— What is required —
Repeat the data verbatim.

[Some records]

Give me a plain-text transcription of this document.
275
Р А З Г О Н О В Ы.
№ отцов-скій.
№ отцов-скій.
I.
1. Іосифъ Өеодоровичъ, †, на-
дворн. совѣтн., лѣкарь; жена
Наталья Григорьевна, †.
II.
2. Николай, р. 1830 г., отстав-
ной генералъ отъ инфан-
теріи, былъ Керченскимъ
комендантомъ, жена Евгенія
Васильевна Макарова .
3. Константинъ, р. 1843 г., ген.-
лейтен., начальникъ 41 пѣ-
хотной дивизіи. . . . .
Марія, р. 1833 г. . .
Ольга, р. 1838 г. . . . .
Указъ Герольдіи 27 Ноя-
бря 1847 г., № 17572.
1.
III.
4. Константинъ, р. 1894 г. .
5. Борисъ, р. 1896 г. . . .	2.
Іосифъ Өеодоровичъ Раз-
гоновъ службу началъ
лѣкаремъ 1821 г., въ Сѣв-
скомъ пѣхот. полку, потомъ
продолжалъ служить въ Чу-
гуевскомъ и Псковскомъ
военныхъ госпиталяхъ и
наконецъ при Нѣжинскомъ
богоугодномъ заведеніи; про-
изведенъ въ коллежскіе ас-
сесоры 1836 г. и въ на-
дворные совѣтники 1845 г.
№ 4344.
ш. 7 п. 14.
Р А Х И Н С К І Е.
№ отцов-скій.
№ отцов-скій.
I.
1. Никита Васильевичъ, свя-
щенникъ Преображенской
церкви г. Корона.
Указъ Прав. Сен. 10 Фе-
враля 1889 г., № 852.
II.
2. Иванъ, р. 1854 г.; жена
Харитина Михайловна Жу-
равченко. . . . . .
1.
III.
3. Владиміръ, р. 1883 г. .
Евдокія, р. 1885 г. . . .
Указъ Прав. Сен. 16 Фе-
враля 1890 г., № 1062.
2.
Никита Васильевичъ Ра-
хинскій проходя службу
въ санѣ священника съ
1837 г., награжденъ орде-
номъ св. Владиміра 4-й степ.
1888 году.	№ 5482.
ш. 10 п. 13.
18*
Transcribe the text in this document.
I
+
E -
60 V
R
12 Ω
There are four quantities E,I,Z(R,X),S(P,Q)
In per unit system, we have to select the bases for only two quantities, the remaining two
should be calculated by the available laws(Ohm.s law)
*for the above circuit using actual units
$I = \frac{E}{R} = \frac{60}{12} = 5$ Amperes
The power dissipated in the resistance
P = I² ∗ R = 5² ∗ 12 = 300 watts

— Reply —
Give me a plain-text transcription of this document.
275
Р А З Г О Н О В Ы.
№ отцов-скій.
№ отцов-скій.
I.
1. Іосифъ Өеодоровичъ, †, на-
дворн. совѣтн., лѣкарь; жена
Наталья Григорьевна, †.
II.
2. Николай, р. 1830 г., отстав-
ной генералъ отъ инфан-
теріи, былъ Керченскимъ
комендантомъ, жена Евгенія
Васильевна Макарова .
3. Константинъ, р. 1843 г., ген.-
лейтен., начальникъ 41 пѣ-
хотной дивизіи. . . . .
Марія, р. 1833 г. . .
Ольга, р. 1838 г. . . . .
Указъ Герольдіи 27 Ноя-
бря 1847 г., № 17572.
1.
III.
4. Константинъ, р. 1894 г. .
5. Борисъ, р. 1896 г. . . .	2.
Іосифъ Өеодоровичъ Раз-
гоновъ службу началъ
лѣкаремъ 1821 г., въ Сѣв-
скомъ пѣхот. полку, потомъ
продолжалъ служить въ Чу-
гуевскомъ и Псковскомъ
военныхъ госпиталяхъ и
наконецъ при Нѣжинскомъ
богоугодномъ заведеніи; про-
изведенъ въ коллежскіе ас-
сесоры 1836 г. и въ на-
дворные совѣтники 1845 г.
№ 4344.
ш. 7 п. 14.
Р А Х И Н С К І Е.
№ отцов-скій.
№ отцов-скій.
I.
1. Никита Васильевичъ, свя-
щенникъ Преображенской
церкви г. Корона.
Указъ Прав. Сен. 10 Фе-
враля 1889 г., № 852.
II.
2. Иванъ, р. 1854 г.; жена
Харитина Михайловна Жу-
равченко. . . . . .
1.
III.
3. Владиміръ, р. 1883 г. .
Евдокія, р. 1885 г. . . .
Указъ Прав. Сен. 16 Фе-
враля 1890 г., № 1062.
2.
Никита Васильевичъ Ра-
хинскій проходя службу
въ санѣ священника съ
1837 г., награжденъ орде-
номъ св. Владиміра 4-й степ.
1888 году.	№ 5482.
ш. 10 п. 13.
18*
Transcribe the text in this document.
I
+
E -
60 V
R
12 Ω
There are four quantities E,I,Z(R,X),S(P,Q)
In per unit system, we have to select the bases for only two quantities, the remaining two
should be calculated by the available laws(Ohm.s law)
*for the above circuit using actual units
$I = \frac{E}{R} = \frac{60}{12} = 5$ Amperes
The power dissipated in the resistance
P = I² ∗ R = 5² ∗ 12 = 300 watts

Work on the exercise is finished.